• Task instructions: Write out the items from the first line through the line containing "calendar-cell — [342, 118, 449, 201]", including that line, with every character unchanged.

[Recorded data]

________________________________________

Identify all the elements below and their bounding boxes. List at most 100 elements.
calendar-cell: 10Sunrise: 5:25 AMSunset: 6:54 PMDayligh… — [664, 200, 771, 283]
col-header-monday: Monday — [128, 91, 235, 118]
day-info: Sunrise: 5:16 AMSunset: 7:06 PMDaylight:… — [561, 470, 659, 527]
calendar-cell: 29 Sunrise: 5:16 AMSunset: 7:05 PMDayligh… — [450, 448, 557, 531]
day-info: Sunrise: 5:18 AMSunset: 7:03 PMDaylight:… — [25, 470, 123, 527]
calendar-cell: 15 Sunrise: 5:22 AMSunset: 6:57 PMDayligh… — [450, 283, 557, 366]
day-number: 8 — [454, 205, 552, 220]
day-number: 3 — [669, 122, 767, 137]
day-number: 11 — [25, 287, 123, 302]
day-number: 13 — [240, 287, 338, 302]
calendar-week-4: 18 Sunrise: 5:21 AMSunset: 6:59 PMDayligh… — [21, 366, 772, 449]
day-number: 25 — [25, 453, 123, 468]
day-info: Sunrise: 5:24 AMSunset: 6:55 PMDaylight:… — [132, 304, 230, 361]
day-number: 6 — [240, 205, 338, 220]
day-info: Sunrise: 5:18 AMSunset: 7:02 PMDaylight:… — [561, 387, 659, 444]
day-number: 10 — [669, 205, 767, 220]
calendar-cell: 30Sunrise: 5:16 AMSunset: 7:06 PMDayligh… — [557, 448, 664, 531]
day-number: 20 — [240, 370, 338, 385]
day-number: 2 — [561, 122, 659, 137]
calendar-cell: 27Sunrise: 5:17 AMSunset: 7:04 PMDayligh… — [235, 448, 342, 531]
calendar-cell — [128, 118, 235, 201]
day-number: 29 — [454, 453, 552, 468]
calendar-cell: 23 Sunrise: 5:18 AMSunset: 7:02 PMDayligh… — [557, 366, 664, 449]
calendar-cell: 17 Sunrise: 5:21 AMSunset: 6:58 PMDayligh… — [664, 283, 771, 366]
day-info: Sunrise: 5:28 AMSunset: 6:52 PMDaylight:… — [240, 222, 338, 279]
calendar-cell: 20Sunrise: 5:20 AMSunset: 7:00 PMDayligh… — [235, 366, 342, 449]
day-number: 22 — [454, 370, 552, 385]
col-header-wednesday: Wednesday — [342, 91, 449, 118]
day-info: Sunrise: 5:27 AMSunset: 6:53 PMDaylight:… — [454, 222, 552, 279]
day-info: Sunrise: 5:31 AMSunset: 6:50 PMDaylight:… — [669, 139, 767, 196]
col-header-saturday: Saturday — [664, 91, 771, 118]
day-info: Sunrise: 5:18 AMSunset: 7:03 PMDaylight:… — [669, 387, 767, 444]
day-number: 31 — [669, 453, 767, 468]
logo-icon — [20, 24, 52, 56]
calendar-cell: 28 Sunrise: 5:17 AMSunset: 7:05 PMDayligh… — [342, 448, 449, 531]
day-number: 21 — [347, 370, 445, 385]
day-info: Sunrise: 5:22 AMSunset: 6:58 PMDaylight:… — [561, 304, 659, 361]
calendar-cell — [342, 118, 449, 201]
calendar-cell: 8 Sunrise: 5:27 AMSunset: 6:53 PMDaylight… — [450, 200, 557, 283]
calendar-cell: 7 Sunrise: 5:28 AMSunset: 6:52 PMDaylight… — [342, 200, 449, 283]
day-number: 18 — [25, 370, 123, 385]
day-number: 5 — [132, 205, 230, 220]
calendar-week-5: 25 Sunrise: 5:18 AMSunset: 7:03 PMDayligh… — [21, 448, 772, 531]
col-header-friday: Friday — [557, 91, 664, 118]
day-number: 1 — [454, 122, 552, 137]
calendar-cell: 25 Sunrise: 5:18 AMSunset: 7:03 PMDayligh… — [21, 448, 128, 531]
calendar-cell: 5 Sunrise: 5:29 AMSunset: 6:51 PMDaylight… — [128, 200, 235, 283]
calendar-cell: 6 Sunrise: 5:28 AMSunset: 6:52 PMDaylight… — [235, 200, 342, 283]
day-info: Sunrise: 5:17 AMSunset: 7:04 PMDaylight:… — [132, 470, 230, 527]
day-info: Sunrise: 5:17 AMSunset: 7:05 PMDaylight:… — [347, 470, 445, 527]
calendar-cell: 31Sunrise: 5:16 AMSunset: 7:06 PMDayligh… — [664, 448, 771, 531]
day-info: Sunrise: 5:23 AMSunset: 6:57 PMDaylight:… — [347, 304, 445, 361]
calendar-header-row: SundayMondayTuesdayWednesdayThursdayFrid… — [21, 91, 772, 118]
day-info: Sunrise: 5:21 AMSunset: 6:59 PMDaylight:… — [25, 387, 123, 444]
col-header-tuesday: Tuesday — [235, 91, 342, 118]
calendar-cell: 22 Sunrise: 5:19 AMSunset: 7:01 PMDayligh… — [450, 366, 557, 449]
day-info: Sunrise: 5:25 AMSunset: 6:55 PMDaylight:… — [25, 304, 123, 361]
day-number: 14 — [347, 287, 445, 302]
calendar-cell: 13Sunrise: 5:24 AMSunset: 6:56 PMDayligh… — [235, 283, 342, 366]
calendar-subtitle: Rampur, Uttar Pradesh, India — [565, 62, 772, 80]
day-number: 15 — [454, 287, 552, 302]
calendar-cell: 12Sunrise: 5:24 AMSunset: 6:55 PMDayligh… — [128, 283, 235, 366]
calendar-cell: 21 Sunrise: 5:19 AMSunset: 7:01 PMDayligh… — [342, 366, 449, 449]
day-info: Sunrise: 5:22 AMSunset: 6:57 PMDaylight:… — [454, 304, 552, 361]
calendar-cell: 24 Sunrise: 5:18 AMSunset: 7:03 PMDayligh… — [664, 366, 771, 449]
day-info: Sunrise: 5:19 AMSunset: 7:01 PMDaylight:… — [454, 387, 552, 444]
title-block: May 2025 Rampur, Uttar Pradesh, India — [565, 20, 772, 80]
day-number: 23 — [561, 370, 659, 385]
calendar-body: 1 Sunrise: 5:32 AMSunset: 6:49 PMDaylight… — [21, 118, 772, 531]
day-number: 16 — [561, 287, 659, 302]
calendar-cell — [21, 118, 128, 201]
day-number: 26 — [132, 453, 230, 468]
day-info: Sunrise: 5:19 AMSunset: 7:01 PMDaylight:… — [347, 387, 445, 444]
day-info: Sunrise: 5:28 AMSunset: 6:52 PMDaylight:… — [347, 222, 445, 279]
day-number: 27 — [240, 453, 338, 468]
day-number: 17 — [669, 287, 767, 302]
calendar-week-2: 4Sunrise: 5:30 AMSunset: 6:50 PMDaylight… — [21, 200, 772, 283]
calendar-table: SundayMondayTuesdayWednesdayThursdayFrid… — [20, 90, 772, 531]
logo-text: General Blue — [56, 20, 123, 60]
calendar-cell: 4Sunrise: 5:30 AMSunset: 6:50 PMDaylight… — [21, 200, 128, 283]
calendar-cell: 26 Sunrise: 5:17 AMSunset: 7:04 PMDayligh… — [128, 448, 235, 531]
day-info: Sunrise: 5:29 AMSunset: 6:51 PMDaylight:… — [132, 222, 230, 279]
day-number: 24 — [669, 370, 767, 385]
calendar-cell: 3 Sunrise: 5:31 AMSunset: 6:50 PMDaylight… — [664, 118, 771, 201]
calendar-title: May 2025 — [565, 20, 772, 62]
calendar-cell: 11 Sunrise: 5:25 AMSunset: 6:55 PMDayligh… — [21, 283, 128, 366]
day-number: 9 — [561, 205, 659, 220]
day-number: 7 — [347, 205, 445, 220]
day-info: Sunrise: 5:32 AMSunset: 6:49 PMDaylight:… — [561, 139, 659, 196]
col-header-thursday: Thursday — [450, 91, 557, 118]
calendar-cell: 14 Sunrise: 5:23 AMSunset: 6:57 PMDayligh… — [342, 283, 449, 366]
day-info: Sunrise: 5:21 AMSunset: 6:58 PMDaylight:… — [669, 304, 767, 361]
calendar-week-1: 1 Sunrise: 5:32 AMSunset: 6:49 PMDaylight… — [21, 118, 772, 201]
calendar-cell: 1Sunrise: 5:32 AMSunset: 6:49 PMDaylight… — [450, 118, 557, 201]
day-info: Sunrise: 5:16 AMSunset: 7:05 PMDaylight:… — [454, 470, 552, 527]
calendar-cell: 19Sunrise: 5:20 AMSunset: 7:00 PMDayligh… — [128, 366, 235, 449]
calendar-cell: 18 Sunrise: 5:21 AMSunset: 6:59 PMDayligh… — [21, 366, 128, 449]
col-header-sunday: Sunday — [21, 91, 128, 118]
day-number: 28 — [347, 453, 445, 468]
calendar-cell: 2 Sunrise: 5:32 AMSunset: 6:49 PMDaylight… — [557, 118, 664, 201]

________________________________________

• Exercise result:
Identify all the elements below and their bounding boxes. List at most 100 elements.
calendar-cell: 10Sunrise: 5:25 AMSunset: 6:54 PMDayligh… — [664, 200, 771, 283]
col-header-monday: Monday — [128, 91, 235, 118]
day-info: Sunrise: 5:16 AMSunset: 7:06 PMDaylight:… — [561, 470, 659, 527]
calendar-cell: 29 Sunrise: 5:16 AMSunset: 7:05 PMDayligh… — [450, 448, 557, 531]
day-info: Sunrise: 5:18 AMSunset: 7:03 PMDaylight:… — [25, 470, 123, 527]
calendar-cell: 15 Sunrise: 5:22 AMSunset: 6:57 PMDayligh… — [450, 283, 557, 366]
day-number: 8 — [454, 205, 552, 220]
day-number: 3 — [669, 122, 767, 137]
day-number: 11 — [25, 287, 123, 302]
day-number: 13 — [240, 287, 338, 302]
calendar-week-4: 18 Sunrise: 5:21 AMSunset: 6:59 PMDayligh… — [21, 366, 772, 449]
day-number: 25 — [25, 453, 123, 468]
day-info: Sunrise: 5:24 AMSunset: 6:55 PMDaylight:… — [132, 304, 230, 361]
day-number: 6 — [240, 205, 338, 220]
day-info: Sunrise: 5:18 AMSunset: 7:02 PMDaylight:… — [561, 387, 659, 444]
day-number: 10 — [669, 205, 767, 220]
calendar-cell: 30Sunrise: 5:16 AMSunset: 7:06 PMDayligh… — [557, 448, 664, 531]
day-number: 20 — [240, 370, 338, 385]
day-number: 2 — [561, 122, 659, 137]
calendar-cell: 27Sunrise: 5:17 AMSunset: 7:04 PMDayligh… — [235, 448, 342, 531]
calendar-cell — [128, 118, 235, 201]
day-number: 29 — [454, 453, 552, 468]
calendar-cell: 23 Sunrise: 5:18 AMSunset: 7:02 PMDayligh… — [557, 366, 664, 449]
calendar-cell: 17 Sunrise: 5:21 AMSunset: 6:58 PMDayligh… — [664, 283, 771, 366]
day-info: Sunrise: 5:28 AMSunset: 6:52 PMDaylight:… — [240, 222, 338, 279]
calendar-cell: 20Sunrise: 5:20 AMSunset: 7:00 PMDayligh… — [235, 366, 342, 449]
day-number: 22 — [454, 370, 552, 385]
col-header-wednesday: Wednesday — [342, 91, 449, 118]
day-info: Sunrise: 5:27 AMSunset: 6:53 PMDaylight:… — [454, 222, 552, 279]
day-info: Sunrise: 5:31 AMSunset: 6:50 PMDaylight:… — [669, 139, 767, 196]
col-header-saturday: Saturday — [664, 91, 771, 118]
day-info: Sunrise: 5:18 AMSunset: 7:03 PMDaylight:… — [669, 387, 767, 444]
day-number: 31 — [669, 453, 767, 468]
logo-icon — [20, 24, 52, 56]
calendar-cell: 28 Sunrise: 5:17 AMSunset: 7:05 PMDayligh… — [342, 448, 449, 531]
day-number: 21 — [347, 370, 445, 385]
day-info: Sunrise: 5:22 AMSunset: 6:58 PMDaylight:… — [561, 304, 659, 361]
calendar-cell — [342, 118, 449, 201]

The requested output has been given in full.